- **Exercise requirements**:
Where a line holds "name", copy it.

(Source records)
____________________
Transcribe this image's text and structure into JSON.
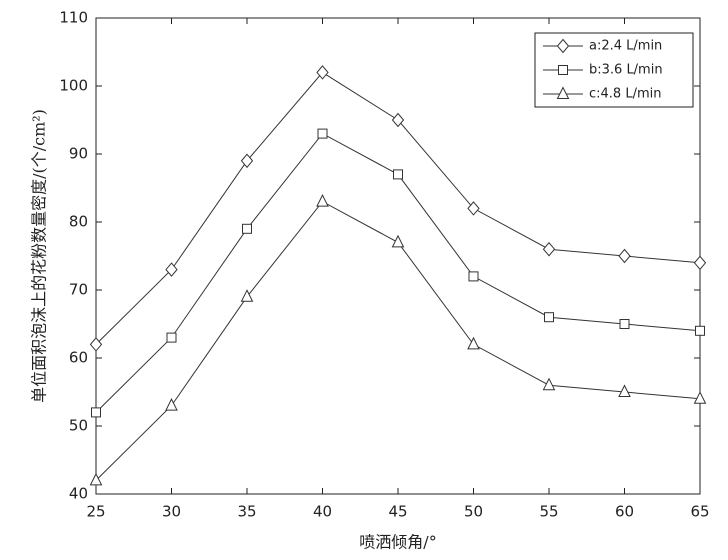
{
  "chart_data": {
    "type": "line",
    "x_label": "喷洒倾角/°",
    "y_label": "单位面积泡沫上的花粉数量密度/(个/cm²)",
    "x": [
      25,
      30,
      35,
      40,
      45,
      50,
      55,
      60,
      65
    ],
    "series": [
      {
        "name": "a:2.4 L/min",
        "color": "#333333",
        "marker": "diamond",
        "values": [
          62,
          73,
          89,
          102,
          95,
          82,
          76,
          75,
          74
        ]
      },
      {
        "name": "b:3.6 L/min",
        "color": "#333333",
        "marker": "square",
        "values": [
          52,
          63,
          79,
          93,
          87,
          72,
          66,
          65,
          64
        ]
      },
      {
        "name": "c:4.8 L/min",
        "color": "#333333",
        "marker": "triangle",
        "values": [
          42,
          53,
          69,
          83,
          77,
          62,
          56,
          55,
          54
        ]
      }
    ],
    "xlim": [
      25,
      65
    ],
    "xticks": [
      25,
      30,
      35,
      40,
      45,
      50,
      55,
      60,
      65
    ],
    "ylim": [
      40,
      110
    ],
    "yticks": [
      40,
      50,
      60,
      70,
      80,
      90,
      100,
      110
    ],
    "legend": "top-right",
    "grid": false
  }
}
____________________
- **Output for this task**:
        "name": "a:2.4 L/min",
        "name": "b:3.6 L/min",
        "name": "c:4.8 L/min",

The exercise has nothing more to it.